* [STORED DATA]:

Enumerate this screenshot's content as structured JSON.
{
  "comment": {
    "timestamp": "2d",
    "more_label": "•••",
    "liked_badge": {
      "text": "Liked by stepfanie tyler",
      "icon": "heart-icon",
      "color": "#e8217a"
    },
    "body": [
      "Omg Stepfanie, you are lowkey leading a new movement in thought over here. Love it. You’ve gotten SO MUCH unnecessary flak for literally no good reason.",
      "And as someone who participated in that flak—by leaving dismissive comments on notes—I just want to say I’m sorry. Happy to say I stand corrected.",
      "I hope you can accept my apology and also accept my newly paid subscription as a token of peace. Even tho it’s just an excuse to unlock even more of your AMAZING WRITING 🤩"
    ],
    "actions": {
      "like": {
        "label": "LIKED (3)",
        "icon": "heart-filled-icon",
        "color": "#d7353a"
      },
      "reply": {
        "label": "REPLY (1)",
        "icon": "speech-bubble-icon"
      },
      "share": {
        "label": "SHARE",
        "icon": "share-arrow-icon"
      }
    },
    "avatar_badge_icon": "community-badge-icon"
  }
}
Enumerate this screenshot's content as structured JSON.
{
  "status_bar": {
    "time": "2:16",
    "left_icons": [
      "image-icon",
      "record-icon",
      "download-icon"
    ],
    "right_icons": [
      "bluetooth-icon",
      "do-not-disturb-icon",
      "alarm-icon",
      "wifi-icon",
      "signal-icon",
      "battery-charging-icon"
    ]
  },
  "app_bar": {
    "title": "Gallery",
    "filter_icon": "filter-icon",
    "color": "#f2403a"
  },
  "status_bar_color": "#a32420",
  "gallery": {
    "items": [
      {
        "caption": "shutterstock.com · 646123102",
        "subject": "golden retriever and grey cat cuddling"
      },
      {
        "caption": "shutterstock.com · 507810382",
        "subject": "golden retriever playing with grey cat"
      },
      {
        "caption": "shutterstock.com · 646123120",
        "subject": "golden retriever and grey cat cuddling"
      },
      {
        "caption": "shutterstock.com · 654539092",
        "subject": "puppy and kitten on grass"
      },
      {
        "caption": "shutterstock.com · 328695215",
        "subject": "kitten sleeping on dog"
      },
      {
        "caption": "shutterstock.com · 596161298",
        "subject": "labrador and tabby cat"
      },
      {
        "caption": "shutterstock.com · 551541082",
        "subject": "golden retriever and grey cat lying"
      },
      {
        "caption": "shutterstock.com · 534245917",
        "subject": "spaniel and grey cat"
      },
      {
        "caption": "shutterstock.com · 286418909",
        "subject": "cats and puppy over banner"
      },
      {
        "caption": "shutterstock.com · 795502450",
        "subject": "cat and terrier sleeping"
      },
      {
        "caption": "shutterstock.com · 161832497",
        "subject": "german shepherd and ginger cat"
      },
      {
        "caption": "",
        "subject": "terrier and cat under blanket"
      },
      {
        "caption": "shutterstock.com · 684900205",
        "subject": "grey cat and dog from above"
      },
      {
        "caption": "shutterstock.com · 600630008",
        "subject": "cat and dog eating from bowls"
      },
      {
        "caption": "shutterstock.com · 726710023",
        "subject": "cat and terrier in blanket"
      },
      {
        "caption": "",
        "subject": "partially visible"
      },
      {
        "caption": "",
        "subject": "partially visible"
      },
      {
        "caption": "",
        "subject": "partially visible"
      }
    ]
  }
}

* [THE REQUEST]: Take every line from the data above that holds "flak" and copy it out.

* [RESULT OF THE EXERCISE]:
      "Omg Stepfanie, you are lowkey leading a new movement in thought over here. Love it. You’ve gotten SO MUCH unnecessary flak for literally no good reason.",
      "And as someone who participated in that flak—by leaving dismissive comments on notes—I just want to say I’m sorry. Happy to say I stand corrected.",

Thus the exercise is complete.